__PROBLEM TO SOLVE__. Copy the material below again in full, switching each "commune-border" to "municipal-boundary" and leaving every other character as it stands.

__RECORDS FOR THIS EXERCISE__.
** begin **
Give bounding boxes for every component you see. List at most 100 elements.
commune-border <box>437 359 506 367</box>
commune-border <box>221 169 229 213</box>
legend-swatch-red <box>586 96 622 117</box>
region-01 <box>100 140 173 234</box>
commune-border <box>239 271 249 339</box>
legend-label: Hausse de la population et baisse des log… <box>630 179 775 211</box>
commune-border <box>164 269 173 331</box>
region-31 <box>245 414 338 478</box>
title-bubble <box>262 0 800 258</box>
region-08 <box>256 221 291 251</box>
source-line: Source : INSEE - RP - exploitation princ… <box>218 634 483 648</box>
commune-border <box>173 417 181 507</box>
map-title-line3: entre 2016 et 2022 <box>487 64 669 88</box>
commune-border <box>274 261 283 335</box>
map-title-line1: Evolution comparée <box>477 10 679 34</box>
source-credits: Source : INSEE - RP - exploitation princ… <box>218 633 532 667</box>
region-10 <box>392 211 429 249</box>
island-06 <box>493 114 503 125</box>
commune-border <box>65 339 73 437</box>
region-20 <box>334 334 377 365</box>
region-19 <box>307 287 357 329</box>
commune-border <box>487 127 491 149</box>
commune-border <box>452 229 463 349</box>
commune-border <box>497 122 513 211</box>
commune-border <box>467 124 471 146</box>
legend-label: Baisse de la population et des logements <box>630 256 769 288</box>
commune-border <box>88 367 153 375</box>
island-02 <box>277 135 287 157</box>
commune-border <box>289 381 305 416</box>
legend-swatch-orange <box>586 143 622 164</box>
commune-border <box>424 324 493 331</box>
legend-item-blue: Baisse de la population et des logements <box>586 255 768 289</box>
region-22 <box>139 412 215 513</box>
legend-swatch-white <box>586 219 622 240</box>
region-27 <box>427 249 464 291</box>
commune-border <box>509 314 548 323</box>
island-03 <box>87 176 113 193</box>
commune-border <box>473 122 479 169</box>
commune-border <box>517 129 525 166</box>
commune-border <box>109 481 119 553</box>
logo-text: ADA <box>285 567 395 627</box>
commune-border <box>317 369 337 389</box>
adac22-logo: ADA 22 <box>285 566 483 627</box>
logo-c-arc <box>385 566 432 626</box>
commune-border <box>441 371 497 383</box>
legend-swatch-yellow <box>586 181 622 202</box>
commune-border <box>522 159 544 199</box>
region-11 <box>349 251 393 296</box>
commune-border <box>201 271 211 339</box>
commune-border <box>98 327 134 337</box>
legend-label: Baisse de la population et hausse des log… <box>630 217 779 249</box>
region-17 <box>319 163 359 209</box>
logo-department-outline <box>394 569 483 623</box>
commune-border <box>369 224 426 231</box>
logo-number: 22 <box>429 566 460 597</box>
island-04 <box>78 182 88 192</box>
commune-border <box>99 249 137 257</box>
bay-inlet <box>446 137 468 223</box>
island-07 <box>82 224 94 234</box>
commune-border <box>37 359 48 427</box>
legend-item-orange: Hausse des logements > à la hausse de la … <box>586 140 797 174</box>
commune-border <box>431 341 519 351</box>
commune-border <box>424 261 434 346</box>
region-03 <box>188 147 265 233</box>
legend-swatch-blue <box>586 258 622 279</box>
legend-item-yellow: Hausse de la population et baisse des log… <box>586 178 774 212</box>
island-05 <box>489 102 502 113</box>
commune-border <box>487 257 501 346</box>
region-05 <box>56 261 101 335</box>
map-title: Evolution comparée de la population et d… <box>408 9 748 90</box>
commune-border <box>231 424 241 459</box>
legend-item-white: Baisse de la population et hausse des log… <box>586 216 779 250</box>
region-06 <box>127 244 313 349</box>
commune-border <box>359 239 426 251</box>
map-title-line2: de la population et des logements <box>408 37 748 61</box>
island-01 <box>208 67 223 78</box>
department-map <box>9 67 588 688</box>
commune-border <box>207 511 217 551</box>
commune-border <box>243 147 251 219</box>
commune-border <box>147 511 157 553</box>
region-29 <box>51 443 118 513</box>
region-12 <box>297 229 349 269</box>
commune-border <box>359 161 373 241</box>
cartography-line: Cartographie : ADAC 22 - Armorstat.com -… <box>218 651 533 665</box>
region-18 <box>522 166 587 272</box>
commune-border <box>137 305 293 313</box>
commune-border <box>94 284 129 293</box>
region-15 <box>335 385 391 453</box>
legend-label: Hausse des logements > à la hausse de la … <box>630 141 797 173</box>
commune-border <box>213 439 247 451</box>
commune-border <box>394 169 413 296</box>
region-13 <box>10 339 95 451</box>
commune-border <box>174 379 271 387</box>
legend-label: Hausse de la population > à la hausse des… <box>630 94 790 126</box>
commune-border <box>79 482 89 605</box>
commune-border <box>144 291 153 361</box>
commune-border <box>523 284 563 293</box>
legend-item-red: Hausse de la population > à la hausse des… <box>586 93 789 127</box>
** end **
__WRITTEN RESPONSE__.
Give bounding boxes for every component you see. List at most 100 elements.
municipal-boundary <box>437 359 506 367</box>
municipal-boundary <box>221 169 229 213</box>
legend-swatch-red <box>586 96 622 117</box>
region-01 <box>100 140 173 234</box>
municipal-boundary <box>239 271 249 339</box>
legend-label: Hausse de la population et baisse des log… <box>630 179 775 211</box>
municipal-boundary <box>164 269 173 331</box>
region-31 <box>245 414 338 478</box>
title-bubble <box>262 0 800 258</box>
region-08 <box>256 221 291 251</box>
source-line: Source : INSEE - RP - exploitation princ… <box>218 634 483 648</box>
municipal-boundary <box>173 417 181 507</box>
map-title-line3: entre 2016 et 2022 <box>487 64 669 88</box>
municipal-boundary <box>274 261 283 335</box>
map-title-line1: Evolution comparée <box>477 10 679 34</box>
source-credits: Source : INSEE - RP - exploitation princ… <box>218 633 532 667</box>
region-10 <box>392 211 429 249</box>
island-06 <box>493 114 503 125</box>
municipal-boundary <box>65 339 73 437</box>
region-20 <box>334 334 377 365</box>
region-19 <box>307 287 357 329</box>
municipal-boundary <box>487 127 491 149</box>
municipal-boundary <box>452 229 463 349</box>
municipal-boundary <box>497 122 513 211</box>
municipal-boundary <box>467 124 471 146</box>
legend-label: Baisse de la population et des logements <box>630 256 769 288</box>
municipal-boundary <box>88 367 153 375</box>
island-02 <box>277 135 287 157</box>
municipal-boundary <box>289 381 305 416</box>
legend-swatch-orange <box>586 143 622 164</box>
municipal-boundary <box>424 324 493 331</box>
legend-item-blue: Baisse de la population et des logements <box>586 255 768 289</box>
region-22 <box>139 412 215 513</box>
legend-swatch-white <box>586 219 622 240</box>
region-27 <box>427 249 464 291</box>
municipal-boundary <box>509 314 548 323</box>
island-03 <box>87 176 113 193</box>
municipal-boundary <box>473 122 479 169</box>
municipal-boundary <box>517 129 525 166</box>
municipal-boundary <box>109 481 119 553</box>
logo-text: ADA <box>285 567 395 627</box>
municipal-boundary <box>317 369 337 389</box>
adac22-logo: ADA 22 <box>285 566 483 627</box>
logo-c-arc <box>385 566 432 626</box>
municipal-boundary <box>441 371 497 383</box>
legend-swatch-yellow <box>586 181 622 202</box>
municipal-boundary <box>522 159 544 199</box>
region-11 <box>349 251 393 296</box>
municipal-boundary <box>201 271 211 339</box>
municipal-boundary <box>98 327 134 337</box>
legend-label: Baisse de la population et hausse des log… <box>630 217 779 249</box>
region-17 <box>319 163 359 209</box>
logo-department-outline <box>394 569 483 623</box>
municipal-boundary <box>369 224 426 231</box>
logo-number: 22 <box>429 566 460 597</box>
island-04 <box>78 182 88 192</box>
municipal-boundary <box>99 249 137 257</box>
bay-inlet <box>446 137 468 223</box>
island-07 <box>82 224 94 234</box>
municipal-boundary <box>37 359 48 427</box>
legend-item-orange: Hausse des logements > à la hausse de la … <box>586 140 797 174</box>
municipal-boundary <box>431 341 519 351</box>
municipal-boundary <box>424 261 434 346</box>
region-03 <box>188 147 265 233</box>
legend-swatch-blue <box>586 258 622 279</box>
legend-item-yellow: Hausse de la population et baisse des log… <box>586 178 774 212</box>
island-05 <box>489 102 502 113</box>
municipal-boundary <box>487 257 501 346</box>
region-05 <box>56 261 101 335</box>
map-title: Evolution comparée de la population et d… <box>408 9 748 90</box>
municipal-boundary <box>231 424 241 459</box>
legend-item-white: Baisse de la population et hausse des log… <box>586 216 779 250</box>
region-06 <box>127 244 313 349</box>
municipal-boundary <box>359 239 426 251</box>
map-title-line2: de la population et des logements <box>408 37 748 61</box>
island-01 <box>208 67 223 78</box>
department-map <box>9 67 588 688</box>
municipal-boundary <box>207 511 217 551</box>
municipal-boundary <box>243 147 251 219</box>
municipal-boundary <box>147 511 157 553</box>
region-29 <box>51 443 118 513</box>
region-12 <box>297 229 349 269</box>
municipal-boundary <box>359 161 373 241</box>
cartography-line: Cartographie : ADAC 22 - Armorstat.com -… <box>218 651 533 665</box>
region-18 <box>522 166 587 272</box>
municipal-boundary <box>137 305 293 313</box>
municipal-boundary <box>94 284 129 293</box>
region-15 <box>335 385 391 453</box>
legend-label: Hausse des logements > à la hausse de la … <box>630 141 797 173</box>
municipal-boundary <box>213 439 247 451</box>
municipal-boundary <box>394 169 413 296</box>
region-13 <box>10 339 95 451</box>
municipal-boundary <box>174 379 271 387</box>
legend-label: Hausse de la population > à la hausse des… <box>630 94 790 126</box>
municipal-boundary <box>79 482 89 605</box>
municipal-boundary <box>144 291 153 361</box>
municipal-boundary <box>523 284 563 293</box>
legend-item-red: Hausse de la population > à la hausse des… <box>586 93 789 127</box>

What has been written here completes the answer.